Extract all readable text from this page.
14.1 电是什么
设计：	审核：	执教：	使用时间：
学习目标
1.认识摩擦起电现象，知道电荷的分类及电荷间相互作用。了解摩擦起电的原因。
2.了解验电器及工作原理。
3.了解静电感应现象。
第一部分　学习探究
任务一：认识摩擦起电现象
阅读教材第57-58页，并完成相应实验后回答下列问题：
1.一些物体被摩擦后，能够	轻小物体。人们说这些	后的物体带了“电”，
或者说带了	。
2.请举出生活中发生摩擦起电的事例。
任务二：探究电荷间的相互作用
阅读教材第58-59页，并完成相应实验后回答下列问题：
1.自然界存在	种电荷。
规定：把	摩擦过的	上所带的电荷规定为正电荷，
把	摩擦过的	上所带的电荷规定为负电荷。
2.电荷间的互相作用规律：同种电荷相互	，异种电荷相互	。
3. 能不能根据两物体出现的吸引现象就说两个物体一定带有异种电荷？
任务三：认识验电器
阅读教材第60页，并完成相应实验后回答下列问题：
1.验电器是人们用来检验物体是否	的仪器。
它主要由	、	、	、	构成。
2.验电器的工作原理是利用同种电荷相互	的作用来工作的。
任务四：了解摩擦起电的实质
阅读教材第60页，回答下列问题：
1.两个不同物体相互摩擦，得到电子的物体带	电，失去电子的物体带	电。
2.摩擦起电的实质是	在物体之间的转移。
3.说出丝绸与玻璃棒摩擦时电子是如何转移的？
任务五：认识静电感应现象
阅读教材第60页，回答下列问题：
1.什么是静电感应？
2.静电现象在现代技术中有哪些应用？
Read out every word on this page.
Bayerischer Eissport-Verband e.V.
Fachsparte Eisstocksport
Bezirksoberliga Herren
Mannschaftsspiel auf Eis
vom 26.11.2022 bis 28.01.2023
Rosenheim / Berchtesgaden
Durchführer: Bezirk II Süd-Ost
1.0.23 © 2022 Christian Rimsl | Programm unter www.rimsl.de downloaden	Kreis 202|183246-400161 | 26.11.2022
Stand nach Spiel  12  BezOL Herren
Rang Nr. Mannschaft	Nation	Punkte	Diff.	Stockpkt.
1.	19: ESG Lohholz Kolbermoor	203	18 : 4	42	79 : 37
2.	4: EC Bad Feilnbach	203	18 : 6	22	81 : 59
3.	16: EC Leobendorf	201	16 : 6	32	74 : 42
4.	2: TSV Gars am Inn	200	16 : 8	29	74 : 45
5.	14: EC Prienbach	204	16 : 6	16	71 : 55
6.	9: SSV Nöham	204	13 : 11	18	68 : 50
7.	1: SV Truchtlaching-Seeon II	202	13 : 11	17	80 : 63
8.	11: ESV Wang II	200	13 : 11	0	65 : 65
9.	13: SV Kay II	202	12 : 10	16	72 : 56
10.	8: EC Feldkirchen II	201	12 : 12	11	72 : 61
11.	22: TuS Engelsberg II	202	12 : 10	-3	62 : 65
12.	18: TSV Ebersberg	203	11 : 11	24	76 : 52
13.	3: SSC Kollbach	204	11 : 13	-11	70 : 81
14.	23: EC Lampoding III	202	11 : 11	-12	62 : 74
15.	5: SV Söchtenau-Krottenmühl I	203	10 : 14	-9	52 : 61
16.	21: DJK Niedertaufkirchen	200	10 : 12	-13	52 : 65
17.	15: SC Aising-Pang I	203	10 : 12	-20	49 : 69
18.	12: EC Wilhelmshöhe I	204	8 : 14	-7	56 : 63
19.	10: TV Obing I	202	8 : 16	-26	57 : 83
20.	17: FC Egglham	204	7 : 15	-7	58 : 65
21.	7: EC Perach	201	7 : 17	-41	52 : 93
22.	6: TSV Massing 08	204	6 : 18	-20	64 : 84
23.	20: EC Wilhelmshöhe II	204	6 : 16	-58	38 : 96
—————
:: Work to do ::
Reproduce the listing in full. Keep it exactly as written.

:: Exercise result ::
Extract all readable text from this page.
14.1 电是什么
设计：	审核：	执教：	使用时间：
学习目标
1.认识摩擦起电现象，知道电荷的分类及电荷间相互作用。了解摩擦起电的原因。
2.了解验电器及工作原理。
3.了解静电感应现象。
第一部分　学习探究
任务一：认识摩擦起电现象
阅读教材第57-58页，并完成相应实验后回答下列问题：
1.一些物体被摩擦后，能够	轻小物体。人们说这些	后的物体带了“电”，
或者说带了	。
2.请举出生活中发生摩擦起电的事例。
任务二：探究电荷间的相互作用
阅读教材第58-59页，并完成相应实验后回答下列问题：
1.自然界存在	种电荷。
规定：把	摩擦过的	上所带的电荷规定为正电荷，
把	摩擦过的	上所带的电荷规定为负电荷。
2.电荷间的互相作用规律：同种电荷相互	，异种电荷相互	。
3. 能不能根据两物体出现的吸引现象就说两个物体一定带有异种电荷？
任务三：认识验电器
阅读教材第60页，并完成相应实验后回答下列问题：
1.验电器是人们用来检验物体是否	的仪器。
它主要由	、	、	、	构成。
2.验电器的工作原理是利用同种电荷相互	的作用来工作的。
任务四：了解摩擦起电的实质
阅读教材第60页，回答下列问题：
1.两个不同物体相互摩擦，得到电子的物体带	电，失去电子的物体带	电。
2.摩擦起电的实质是	在物体之间的转移。
3.说出丝绸与玻璃棒摩擦时电子是如何转移的？
任务五：认识静电感应现象
阅读教材第60页，回答下列问题：
1.什么是静电感应？
2.静电现象在现代技术中有哪些应用？
Read out every word on this page.
Bayerischer Eissport-Verband e.V.
Fachsparte Eisstocksport
Bezirksoberliga Herren
Mannschaftsspiel auf Eis
vom 26.11.2022 bis 28.01.2023
Rosenheim / Berchtesgaden
Durchführer: Bezirk II Süd-Ost
1.0.23 © 2022 Christian Rimsl | Programm unter www.rimsl.de downloaden	Kreis 202|183246-400161 | 26.11.2022
Stand nach Spiel  12  BezOL Herren
Rang Nr. Mannschaft	Nation	Punkte	Diff.	Stockpkt.
1.	19: ESG Lohholz Kolbermoor	203	18 : 4	42	79 : 37
2.	4: EC Bad Feilnbach	203	18 : 6	22	81 : 59
3.	16: EC Leobendorf	201	16 : 6	32	74 : 42
4.	2: TSV Gars am Inn	200	16 : 8	29	74 : 45
5.	14: EC Prienbach	204	16 : 6	16	71 : 55
6.	9: SSV Nöham	204	13 : 11	18	68 : 50
7.	1: SV Truchtlaching-Seeon II	202	13 : 11	17	80 : 63
8.	11: ESV Wang II	200	13 : 11	0	65 : 65
9.	13: SV Kay II	202	12 : 10	16	72 : 56
10.	8: EC Feldkirchen II	201	12 : 12	11	72 : 61
11.	22: TuS Engelsberg II	202	12 : 10	-3	62 : 65
12.	18: TSV Ebersberg	203	11 : 11	24	76 : 52
13.	3: SSC Kollbach	204	11 : 13	-11	70 : 81
14.	23: EC Lampoding III	202	11 : 11	-12	62 : 74
15.	5: SV Söchtenau-Krottenmühl I	203	10 : 14	-9	52 : 61
16.	21: DJK Niedertaufkirchen	200	10 : 12	-13	52 : 65
17.	15: SC Aising-Pang I	203	10 : 12	-20	49 : 69
18.	12: EC Wilhelmshöhe I	204	8 : 14	-7	56 : 63
19.	10: TV Obing I	202	8 : 16	-26	57 : 83
20.	17: FC Egglham	204	7 : 15	-7	58 : 65
21.	7: EC Perach	201	7 : 17	-41	52 : 93
22.	6: TSV Massing 08	204	6 : 18	-20	64 : 84
23.	20: EC Wilhelmshöhe II	204	6 : 16	-58	38 : 96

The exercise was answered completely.